Given request:
Provide the data again in its entirety, exactly as given.

━━━━━ Records provided ━━━━━

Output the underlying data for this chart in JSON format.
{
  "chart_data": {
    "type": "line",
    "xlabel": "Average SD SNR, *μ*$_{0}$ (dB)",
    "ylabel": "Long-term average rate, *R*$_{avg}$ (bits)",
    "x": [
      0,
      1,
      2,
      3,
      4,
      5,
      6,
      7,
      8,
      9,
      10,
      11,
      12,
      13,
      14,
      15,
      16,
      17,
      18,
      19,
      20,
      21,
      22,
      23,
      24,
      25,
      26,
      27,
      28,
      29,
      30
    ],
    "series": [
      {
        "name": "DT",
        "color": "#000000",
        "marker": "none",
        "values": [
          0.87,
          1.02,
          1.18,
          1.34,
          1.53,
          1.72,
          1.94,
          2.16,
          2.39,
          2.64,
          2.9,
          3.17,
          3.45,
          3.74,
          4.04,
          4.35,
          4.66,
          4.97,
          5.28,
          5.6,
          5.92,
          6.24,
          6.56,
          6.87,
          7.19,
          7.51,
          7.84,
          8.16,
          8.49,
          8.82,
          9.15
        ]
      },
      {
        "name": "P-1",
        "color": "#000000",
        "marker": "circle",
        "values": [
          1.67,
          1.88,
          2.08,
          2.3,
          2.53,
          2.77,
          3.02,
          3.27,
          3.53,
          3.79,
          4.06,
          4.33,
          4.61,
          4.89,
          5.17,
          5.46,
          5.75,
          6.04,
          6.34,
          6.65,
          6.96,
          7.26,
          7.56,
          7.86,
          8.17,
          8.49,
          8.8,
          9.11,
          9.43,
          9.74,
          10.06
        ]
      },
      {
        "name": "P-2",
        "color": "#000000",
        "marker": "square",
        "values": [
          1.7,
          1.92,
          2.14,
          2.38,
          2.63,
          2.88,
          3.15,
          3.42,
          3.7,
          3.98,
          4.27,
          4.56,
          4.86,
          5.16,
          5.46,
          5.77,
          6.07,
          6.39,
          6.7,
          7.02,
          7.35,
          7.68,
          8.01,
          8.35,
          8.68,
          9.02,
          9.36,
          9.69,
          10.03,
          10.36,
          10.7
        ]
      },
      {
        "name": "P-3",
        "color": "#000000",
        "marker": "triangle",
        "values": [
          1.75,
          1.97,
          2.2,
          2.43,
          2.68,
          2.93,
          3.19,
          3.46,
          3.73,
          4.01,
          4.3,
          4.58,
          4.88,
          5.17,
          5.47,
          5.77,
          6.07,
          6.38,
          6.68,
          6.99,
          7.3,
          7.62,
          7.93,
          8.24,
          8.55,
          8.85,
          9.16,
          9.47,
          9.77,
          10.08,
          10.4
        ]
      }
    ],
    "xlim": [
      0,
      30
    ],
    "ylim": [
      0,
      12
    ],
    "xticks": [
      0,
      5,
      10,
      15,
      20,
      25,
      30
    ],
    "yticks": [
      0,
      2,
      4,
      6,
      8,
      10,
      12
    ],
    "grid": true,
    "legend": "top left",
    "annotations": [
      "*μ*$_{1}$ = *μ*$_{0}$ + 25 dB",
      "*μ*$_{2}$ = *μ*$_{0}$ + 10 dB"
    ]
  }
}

━━━━━

Task answer:
Output the underlying data for this chart in JSON format.
{
  "chart_data": {
    "type": "line",
    "xlabel": "Average SD SNR, *μ*$_{0}$ (dB)",
    "ylabel": "Long-term average rate, *R*$_{avg}$ (bits)",
    "x": [
      0,
      1,
      2,
      3,
      4,
      5,
      6,
      7,
      8,
      9,
      10,
      11,
      12,
      13,
      14,
      15,
      16,
      17,
      18,
      19,
      20,
      21,
      22,
      23,
      24,
      25,
      26,
      27,
      28,
      29,
      30
    ],
    "series": [
      {
        "name": "DT",
        "color": "#000000",
        "marker": "none",
        "values": [
          0.87,
          1.02,
          1.18,
          1.34,
          1.53,
          1.72,
          1.94,
          2.16,
          2.39,
          2.64,
          2.9,
          3.17,
          3.45,
          3.74,
          4.04,
          4.35,
          4.66,
          4.97,
          5.28,
          5.6,
          5.92,
          6.24,
          6.56,
          6.87,
          7.19,
          7.51,
          7.84,
          8.16,
          8.49,
          8.82,
          9.15
        ]
      },
      {
        "name": "P-1",
        "color": "#000000",
        "marker": "circle",
        "values": [
          1.67,
          1.88,
          2.08,
          2.3,
          2.53,
          2.77,
          3.02,
          3.27,
          3.53,
          3.79,
          4.06,
          4.33,
          4.61,
          4.89,
          5.17,
          5.46,
          5.75,
          6.04,
          6.34,
          6.65,
          6.96,
          7.26,
          7.56,
          7.86,
          8.17,
          8.49,
          8.8,
          9.11,
          9.43,
          9.74,
          10.06
        ]
      },
      {
        "name": "P-2",
        "color": "#000000",
        "marker": "square",
        "values": [
          1.7,
          1.92,
          2.14,
          2.38,
          2.63,
          2.88,
          3.15,
          3.42,
          3.7,
          3.98,
          4.27,
          4.56,
          4.86,
          5.16,
          5.46,
          5.77,
          6.07,
          6.39,
          6.7,
          7.02,
          7.35,
          7.68,
          8.01,
          8.35,
          8.68,
          9.02,
          9.36,
          9.69,
          10.03,
          10.36,
          10.7
        ]
      },
      {
        "name": "P-3",
        "color": "#000000",
        "marker": "triangle",
        "values": [
          1.75,
          1.97,
          2.2,
          2.43,
          2.68,
          2.93,
          3.19,
          3.46,
          3.73,
          4.01,
          4.3,
          4.58,
          4.88,
          5.17,
          5.47,
          5.77,
          6.07,
          6.38,
          6.68,
          6.99,
          7.3,
          7.62,
          7.93,
          8.24,
          8.55,
          8.85,
          9.16,
          9.47,
          9.77,
          10.08,
          10.4
        ]
      }
    ],
    "xlim": [
      0,
      30
    ],
    "ylim": [
      0,
      12
    ],
    "xticks": [
      0,
      5,
      10,
      15,
      20,
      25,
      30
    ],
    "yticks": [
      0,
      2,
      4,
      6,
      8,
      10,
      12
    ],
    "grid": true,
    "legend": "top left",
    "annotations": [
      "*μ*$_{1}$ = *μ*$_{0}$ + 25 dB",
      "*μ*$_{2}$ = *μ*$_{0}$ + 10 dB"
    ]
  }
}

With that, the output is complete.